┌──
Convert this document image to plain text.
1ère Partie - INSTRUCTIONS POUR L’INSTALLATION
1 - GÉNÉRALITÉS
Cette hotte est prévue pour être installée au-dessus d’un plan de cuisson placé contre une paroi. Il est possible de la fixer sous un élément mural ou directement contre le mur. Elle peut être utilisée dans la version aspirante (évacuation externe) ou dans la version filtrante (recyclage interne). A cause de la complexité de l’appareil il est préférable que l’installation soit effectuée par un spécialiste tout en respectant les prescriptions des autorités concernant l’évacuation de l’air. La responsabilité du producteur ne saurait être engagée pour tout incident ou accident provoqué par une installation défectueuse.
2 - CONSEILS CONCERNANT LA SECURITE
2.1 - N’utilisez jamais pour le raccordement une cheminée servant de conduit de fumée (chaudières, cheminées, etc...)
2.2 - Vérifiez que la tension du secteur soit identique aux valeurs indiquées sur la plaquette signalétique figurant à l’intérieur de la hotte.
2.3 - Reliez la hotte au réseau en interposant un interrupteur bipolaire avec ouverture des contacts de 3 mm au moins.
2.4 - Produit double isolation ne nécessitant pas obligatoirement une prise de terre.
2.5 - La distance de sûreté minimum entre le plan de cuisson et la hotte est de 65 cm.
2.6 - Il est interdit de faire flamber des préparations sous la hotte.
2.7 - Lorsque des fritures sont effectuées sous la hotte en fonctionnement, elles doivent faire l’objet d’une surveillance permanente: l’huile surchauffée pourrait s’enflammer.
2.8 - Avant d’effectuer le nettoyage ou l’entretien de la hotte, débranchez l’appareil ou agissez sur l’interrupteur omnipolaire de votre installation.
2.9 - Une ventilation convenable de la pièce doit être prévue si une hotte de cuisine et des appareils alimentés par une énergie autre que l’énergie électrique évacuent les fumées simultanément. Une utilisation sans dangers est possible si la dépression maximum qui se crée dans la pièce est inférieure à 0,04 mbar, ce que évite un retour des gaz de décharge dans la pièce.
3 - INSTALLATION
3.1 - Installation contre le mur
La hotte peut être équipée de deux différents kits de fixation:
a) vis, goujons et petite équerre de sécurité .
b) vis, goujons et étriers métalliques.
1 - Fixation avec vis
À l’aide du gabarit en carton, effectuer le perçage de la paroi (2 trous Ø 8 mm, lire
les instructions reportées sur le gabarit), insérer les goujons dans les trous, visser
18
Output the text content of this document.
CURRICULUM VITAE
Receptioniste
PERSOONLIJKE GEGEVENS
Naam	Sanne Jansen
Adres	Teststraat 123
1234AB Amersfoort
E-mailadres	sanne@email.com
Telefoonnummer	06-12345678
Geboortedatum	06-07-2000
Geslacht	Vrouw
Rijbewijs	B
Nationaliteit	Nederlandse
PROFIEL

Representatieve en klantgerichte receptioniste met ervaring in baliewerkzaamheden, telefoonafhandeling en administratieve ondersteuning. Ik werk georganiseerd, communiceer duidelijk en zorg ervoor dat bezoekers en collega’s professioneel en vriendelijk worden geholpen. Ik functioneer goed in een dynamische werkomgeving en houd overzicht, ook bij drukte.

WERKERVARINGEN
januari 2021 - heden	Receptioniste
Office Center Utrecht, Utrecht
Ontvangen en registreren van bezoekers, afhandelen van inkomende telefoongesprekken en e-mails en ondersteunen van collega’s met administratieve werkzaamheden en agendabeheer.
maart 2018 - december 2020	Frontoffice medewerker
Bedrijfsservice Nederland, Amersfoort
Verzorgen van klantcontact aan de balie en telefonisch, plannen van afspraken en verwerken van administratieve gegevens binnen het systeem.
└──
*Task objective*: Write out every entry above, word for word.

*Full response*:
Convert this document image to plain text.
1ère Partie - INSTRUCTIONS POUR L’INSTALLATION
1 - GÉNÉRALITÉS
Cette hotte est prévue pour être installée au-dessus d’un plan de cuisson placé contre une paroi. Il est possible de la fixer sous un élément mural ou directement contre le mur. Elle peut être utilisée dans la version aspirante (évacuation externe) ou dans la version filtrante (recyclage interne). A cause de la complexité de l’appareil il est préférable que l’installation soit effectuée par un spécialiste tout en respectant les prescriptions des autorités concernant l’évacuation de l’air. La responsabilité du producteur ne saurait être engagée pour tout incident ou accident provoqué par une installation défectueuse.
2 - CONSEILS CONCERNANT LA SECURITE
2.1 - N’utilisez jamais pour le raccordement une cheminée servant de conduit de fumée (chaudières, cheminées, etc...)
2.2 - Vérifiez que la tension du secteur soit identique aux valeurs indiquées sur la plaquette signalétique figurant à l’intérieur de la hotte.
2.3 - Reliez la hotte au réseau en interposant un interrupteur bipolaire avec ouverture des contacts de 3 mm au moins.
2.4 - Produit double isolation ne nécessitant pas obligatoirement une prise de terre.
2.5 - La distance de sûreté minimum entre le plan de cuisson et la hotte est de 65 cm.
2.6 - Il est interdit de faire flamber des préparations sous la hotte.
2.7 - Lorsque des fritures sont effectuées sous la hotte en fonctionnement, elles doivent faire l’objet d’une surveillance permanente: l’huile surchauffée pourrait s’enflammer.
2.8 - Avant d’effectuer le nettoyage ou l’entretien de la hotte, débranchez l’appareil ou agissez sur l’interrupteur omnipolaire de votre installation.
2.9 - Une ventilation convenable de la pièce doit être prévue si une hotte de cuisine et des appareils alimentés par une énergie autre que l’énergie électrique évacuent les fumées simultanément. Une utilisation sans dangers est possible si la dépression maximum qui se crée dans la pièce est inférieure à 0,04 mbar, ce que évite un retour des gaz de décharge dans la pièce.
3 - INSTALLATION
3.1 - Installation contre le mur
La hotte peut être équipée de deux différents kits de fixation:
a) vis, goujons et petite équerre de sécurité .
b) vis, goujons et étriers métalliques.
1 - Fixation avec vis
À l’aide du gabarit en carton, effectuer le perçage de la paroi (2 trous Ø 8 mm, lire
les instructions reportées sur le gabarit), insérer les goujons dans les trous, visser
18
Output the text content of this document.
CURRICULUM VITAE
Receptioniste
PERSOONLIJKE GEGEVENS
Naam	Sanne Jansen
Adres	Teststraat 123
1234AB Amersfoort
E-mailadres	sanne@email.com
Telefoonnummer	06-12345678
Geboortedatum	06-07-2000
Geslacht	Vrouw
Rijbewijs	B
Nationaliteit	Nederlandse
PROFIEL

Representatieve en klantgerichte receptioniste met ervaring in baliewerkzaamheden, telefoonafhandeling en administratieve ondersteuning. Ik werk georganiseerd, communiceer duidelijk en zorg ervoor dat bezoekers en collega’s professioneel en vriendelijk worden geholpen. Ik functioneer goed in een dynamische werkomgeving en houd overzicht, ook bij drukte.

WERKERVARINGEN
januari 2021 - heden	Receptioniste
Office Center Utrecht, Utrecht
Ontvangen en registreren van bezoekers, afhandelen van inkomende telefoongesprekken en e-mails en ondersteunen van collega’s met administratieve werkzaamheden en agendabeheer.
maart 2018 - december 2020	Frontoffice medewerker
Bedrijfsservice Nederland, Amersfoort
Verzorgen van klantcontact aan de balie en telefonisch, plannen van afspraken en verwerken van administratieve gegevens binnen het systeem.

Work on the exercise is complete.